* **Records for processing**:

- - -

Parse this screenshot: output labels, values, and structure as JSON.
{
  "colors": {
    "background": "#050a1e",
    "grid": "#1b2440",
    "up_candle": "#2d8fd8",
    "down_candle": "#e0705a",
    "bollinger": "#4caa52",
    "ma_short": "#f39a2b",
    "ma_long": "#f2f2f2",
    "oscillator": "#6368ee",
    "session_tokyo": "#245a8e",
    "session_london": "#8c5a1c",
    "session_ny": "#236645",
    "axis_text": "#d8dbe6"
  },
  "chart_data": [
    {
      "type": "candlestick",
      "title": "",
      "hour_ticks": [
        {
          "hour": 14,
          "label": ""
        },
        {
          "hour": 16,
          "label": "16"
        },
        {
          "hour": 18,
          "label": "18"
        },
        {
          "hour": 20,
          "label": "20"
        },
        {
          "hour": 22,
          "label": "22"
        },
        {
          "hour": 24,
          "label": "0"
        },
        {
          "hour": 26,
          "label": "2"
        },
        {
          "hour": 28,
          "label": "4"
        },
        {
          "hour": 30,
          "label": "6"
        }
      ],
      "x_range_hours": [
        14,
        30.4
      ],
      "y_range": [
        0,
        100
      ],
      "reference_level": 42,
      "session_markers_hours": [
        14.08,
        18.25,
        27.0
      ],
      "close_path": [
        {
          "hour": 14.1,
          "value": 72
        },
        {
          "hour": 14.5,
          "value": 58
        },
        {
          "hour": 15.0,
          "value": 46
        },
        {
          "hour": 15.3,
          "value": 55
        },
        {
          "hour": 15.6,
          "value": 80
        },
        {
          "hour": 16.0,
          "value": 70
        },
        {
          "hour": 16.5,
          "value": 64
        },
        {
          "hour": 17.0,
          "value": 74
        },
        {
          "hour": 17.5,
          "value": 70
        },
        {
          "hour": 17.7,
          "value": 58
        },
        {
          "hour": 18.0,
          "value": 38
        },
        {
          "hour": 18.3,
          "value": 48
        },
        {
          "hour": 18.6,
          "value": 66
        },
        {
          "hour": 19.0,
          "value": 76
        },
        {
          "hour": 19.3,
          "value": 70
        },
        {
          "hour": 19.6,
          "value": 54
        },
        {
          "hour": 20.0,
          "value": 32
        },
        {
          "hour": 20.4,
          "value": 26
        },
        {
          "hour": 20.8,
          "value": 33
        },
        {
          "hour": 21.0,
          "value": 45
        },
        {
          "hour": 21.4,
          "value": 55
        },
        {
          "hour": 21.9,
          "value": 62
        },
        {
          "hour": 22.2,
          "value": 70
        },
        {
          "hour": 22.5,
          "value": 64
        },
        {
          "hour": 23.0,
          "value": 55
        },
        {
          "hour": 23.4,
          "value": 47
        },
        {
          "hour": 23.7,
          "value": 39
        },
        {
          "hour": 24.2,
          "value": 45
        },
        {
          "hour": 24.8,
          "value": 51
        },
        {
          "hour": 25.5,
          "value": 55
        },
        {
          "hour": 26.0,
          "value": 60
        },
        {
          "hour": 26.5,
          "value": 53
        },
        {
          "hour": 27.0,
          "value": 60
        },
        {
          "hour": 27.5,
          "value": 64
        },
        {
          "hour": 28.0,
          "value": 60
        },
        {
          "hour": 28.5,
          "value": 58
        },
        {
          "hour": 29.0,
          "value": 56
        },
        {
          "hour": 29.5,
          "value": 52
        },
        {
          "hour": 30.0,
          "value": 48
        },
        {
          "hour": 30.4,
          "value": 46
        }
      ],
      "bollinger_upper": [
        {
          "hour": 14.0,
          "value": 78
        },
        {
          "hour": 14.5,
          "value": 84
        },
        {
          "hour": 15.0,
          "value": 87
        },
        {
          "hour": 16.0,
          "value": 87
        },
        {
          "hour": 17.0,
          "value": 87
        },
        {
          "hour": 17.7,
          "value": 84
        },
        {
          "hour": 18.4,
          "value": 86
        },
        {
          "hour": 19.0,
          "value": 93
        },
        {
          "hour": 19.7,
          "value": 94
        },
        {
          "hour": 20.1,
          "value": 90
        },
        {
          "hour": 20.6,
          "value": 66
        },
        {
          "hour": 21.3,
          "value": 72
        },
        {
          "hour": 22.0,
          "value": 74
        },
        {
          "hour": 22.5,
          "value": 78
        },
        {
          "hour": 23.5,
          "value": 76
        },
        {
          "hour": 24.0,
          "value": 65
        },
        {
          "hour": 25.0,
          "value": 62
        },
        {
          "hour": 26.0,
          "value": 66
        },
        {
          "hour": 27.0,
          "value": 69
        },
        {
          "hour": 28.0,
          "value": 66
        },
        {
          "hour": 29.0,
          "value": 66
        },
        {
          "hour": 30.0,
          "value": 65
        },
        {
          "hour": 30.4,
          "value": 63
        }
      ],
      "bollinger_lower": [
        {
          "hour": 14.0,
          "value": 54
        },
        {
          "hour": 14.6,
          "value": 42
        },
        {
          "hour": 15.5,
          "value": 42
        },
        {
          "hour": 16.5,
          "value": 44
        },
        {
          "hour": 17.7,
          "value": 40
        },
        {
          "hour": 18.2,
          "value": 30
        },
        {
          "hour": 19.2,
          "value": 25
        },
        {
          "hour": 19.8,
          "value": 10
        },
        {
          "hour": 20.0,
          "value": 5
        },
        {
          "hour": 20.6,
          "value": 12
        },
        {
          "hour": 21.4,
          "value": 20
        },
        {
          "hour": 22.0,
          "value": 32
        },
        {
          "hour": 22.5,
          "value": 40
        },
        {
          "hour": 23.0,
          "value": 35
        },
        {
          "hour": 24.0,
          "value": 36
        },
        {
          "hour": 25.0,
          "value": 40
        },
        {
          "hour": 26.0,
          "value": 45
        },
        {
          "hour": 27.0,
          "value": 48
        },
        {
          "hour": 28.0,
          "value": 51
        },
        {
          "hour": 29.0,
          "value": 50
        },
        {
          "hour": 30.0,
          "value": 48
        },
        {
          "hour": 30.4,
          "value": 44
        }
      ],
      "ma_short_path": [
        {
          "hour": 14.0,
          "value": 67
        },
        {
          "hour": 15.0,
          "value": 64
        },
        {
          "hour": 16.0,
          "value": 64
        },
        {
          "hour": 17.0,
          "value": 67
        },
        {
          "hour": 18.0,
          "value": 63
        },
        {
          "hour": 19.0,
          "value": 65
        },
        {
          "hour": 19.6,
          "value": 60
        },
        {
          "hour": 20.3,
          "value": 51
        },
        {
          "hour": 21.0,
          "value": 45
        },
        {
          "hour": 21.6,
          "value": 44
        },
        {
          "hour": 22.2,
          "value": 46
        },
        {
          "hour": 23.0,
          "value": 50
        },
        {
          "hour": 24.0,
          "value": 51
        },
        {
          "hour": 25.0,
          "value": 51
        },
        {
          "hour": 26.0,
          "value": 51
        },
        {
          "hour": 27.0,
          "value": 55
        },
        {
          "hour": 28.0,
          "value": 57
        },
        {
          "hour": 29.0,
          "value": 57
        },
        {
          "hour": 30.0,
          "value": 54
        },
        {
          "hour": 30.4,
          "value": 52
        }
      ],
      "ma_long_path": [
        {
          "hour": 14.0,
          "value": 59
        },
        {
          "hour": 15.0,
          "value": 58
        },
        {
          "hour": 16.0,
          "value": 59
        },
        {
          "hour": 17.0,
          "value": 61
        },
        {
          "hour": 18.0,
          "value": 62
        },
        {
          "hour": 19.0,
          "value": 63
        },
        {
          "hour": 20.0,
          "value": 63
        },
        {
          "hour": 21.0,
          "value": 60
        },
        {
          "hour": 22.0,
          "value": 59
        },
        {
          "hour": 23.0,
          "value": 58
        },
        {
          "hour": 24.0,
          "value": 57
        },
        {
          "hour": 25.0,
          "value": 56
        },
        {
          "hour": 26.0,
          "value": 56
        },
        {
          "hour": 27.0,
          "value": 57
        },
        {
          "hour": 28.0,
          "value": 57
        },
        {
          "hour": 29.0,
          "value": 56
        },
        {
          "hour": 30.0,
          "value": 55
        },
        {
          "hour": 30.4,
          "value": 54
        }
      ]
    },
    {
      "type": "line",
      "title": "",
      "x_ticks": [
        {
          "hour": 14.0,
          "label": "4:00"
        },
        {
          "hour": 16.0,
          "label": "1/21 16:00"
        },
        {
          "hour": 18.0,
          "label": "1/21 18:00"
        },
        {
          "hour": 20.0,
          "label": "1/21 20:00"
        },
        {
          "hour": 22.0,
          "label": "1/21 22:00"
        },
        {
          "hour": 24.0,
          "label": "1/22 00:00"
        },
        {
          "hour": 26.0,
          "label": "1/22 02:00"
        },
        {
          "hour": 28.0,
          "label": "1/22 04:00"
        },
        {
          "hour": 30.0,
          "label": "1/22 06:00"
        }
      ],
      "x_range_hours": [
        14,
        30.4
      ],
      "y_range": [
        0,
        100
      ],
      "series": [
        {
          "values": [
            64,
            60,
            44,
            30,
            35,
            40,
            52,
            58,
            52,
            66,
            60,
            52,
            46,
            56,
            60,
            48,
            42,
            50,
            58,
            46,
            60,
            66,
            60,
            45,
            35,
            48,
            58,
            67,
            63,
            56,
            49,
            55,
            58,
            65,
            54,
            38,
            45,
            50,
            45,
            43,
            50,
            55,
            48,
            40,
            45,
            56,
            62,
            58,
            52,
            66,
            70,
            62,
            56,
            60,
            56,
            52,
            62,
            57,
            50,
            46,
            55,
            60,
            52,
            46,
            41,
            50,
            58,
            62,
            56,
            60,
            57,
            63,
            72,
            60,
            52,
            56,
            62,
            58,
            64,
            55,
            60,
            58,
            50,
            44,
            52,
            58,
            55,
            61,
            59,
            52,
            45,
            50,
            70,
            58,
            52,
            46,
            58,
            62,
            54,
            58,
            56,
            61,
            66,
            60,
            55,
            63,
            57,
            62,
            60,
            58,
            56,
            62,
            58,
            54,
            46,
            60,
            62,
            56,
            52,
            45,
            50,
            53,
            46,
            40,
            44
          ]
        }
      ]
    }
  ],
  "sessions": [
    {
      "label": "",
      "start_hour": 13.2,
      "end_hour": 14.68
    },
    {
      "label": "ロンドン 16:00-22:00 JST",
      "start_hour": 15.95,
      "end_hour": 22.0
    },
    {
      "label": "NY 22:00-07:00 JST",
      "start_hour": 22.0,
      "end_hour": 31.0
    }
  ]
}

- - -

* **Task prompt**:
State how many lines of the listing above include the word "values". Give nothing but the number.

* **Exercise result**:
2